» Required task
Tally the lines that contain the string "Wiebke" and give the number by itself.

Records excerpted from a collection
>>

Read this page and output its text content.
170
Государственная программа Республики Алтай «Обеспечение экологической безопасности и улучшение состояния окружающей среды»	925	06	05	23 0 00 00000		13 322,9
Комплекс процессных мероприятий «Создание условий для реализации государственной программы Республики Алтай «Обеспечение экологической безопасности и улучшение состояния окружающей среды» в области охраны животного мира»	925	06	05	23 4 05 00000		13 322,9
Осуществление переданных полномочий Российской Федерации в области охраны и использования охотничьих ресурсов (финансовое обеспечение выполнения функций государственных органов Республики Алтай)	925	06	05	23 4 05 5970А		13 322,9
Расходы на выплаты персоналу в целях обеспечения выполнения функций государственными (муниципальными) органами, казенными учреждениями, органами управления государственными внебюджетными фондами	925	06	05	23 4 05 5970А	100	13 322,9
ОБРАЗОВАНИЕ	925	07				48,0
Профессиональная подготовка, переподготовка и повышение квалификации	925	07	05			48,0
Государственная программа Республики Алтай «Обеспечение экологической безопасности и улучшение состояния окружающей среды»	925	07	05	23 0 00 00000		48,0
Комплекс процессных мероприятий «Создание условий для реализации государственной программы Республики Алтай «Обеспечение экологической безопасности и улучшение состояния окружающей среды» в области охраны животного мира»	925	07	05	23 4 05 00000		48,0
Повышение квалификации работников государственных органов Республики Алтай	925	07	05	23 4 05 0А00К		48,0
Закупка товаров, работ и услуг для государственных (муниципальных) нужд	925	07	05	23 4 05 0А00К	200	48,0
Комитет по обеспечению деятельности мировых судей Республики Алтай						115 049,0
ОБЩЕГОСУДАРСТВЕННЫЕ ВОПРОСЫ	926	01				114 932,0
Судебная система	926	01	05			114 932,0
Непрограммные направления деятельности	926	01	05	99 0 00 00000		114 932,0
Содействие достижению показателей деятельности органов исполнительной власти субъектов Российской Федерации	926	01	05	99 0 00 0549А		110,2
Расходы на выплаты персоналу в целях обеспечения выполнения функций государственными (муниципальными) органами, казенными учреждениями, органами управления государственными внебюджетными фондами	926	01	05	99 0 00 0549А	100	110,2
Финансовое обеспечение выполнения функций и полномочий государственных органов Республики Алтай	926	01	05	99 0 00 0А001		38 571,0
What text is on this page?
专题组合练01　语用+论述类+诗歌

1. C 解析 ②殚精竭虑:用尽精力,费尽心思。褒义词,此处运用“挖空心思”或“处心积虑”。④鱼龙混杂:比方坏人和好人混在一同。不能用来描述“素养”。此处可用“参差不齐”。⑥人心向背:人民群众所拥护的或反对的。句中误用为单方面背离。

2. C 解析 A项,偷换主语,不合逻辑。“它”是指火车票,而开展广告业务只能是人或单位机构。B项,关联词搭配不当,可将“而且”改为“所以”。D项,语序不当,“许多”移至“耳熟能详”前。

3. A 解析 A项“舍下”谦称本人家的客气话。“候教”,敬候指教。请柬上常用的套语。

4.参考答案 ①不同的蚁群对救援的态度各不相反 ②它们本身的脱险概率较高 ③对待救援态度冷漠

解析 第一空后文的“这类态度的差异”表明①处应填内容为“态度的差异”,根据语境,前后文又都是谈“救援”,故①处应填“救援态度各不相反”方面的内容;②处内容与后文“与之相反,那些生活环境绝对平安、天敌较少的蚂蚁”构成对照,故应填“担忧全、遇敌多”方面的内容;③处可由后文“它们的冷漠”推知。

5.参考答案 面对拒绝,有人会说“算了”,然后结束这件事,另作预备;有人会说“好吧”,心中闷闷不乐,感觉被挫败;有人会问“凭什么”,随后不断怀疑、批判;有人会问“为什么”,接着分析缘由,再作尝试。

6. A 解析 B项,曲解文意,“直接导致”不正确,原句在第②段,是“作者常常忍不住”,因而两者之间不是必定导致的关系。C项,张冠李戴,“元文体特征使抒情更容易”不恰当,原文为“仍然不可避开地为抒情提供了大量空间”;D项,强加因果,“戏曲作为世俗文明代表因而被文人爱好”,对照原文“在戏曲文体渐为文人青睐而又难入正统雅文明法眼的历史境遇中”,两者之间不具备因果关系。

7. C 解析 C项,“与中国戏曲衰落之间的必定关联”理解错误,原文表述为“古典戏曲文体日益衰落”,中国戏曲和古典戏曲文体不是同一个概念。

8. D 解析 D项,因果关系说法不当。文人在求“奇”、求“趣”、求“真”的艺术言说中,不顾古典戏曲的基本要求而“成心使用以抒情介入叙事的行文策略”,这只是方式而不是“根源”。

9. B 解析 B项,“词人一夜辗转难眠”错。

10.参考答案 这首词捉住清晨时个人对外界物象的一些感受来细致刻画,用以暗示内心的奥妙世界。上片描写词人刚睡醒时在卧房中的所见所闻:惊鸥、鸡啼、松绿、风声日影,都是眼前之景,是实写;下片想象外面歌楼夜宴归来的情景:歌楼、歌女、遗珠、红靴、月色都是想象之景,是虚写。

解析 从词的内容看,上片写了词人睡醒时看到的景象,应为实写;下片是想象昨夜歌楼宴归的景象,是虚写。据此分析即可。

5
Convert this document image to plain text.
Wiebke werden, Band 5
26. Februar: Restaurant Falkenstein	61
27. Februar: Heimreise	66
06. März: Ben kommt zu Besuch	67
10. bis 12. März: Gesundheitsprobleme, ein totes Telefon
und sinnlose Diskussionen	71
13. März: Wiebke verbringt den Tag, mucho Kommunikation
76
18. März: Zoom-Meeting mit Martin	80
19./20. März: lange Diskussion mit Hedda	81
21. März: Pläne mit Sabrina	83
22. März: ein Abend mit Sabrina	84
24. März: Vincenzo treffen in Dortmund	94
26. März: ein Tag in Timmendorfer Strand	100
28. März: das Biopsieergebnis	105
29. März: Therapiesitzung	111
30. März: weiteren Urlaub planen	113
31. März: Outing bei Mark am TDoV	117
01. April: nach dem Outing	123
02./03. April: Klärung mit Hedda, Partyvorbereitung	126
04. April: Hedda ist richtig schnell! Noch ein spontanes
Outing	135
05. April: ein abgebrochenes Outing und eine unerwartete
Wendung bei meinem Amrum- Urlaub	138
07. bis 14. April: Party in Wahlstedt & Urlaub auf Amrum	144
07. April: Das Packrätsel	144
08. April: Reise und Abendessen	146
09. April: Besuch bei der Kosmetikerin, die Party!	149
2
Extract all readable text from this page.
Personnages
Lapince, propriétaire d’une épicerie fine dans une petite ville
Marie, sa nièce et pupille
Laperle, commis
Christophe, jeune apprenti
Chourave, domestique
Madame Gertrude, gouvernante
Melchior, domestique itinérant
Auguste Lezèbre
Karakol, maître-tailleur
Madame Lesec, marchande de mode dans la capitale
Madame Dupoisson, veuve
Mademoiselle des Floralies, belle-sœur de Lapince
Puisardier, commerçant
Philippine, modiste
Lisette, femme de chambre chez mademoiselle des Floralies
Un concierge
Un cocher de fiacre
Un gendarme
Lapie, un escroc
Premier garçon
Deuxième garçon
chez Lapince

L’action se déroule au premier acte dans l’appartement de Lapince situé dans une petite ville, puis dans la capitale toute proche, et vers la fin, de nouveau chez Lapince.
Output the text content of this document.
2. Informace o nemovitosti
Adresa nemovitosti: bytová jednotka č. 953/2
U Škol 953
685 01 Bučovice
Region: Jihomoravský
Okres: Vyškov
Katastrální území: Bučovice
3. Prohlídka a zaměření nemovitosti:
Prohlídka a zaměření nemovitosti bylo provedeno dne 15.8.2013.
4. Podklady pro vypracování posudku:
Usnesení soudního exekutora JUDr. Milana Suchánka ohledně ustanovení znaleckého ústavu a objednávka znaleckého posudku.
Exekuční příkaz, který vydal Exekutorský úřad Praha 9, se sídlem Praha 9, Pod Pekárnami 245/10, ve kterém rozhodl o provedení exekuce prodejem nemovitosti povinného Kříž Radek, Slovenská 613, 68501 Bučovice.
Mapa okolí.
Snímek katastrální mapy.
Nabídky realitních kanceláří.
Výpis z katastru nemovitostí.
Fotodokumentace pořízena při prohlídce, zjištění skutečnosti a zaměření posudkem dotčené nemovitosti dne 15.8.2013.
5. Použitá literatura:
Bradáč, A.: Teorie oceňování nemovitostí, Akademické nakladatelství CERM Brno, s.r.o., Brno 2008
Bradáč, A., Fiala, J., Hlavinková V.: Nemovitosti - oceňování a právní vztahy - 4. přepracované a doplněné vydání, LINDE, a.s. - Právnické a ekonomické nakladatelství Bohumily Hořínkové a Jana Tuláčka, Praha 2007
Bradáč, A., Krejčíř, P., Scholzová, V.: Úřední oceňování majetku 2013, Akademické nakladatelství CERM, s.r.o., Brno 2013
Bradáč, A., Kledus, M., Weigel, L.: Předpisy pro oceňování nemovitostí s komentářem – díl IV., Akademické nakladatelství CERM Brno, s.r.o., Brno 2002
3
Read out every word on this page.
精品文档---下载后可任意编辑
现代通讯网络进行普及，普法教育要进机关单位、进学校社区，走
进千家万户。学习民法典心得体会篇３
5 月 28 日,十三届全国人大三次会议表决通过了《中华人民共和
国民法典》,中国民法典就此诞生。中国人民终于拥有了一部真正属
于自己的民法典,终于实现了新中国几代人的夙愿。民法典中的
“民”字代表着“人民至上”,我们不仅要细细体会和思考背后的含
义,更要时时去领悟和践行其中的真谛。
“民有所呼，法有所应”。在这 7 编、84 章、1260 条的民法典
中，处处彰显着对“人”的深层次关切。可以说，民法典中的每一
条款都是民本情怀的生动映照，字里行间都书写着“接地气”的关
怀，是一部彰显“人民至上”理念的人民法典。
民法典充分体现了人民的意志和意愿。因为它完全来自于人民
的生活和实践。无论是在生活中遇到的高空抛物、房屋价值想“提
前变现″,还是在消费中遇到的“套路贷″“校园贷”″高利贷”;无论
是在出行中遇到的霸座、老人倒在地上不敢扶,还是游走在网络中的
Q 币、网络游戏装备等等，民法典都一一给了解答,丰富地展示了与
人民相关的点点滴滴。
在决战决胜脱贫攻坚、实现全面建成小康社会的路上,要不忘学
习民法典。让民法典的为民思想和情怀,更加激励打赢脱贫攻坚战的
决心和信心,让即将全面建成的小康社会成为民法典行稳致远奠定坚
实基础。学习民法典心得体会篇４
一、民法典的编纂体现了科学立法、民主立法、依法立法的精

<<

» Task response
2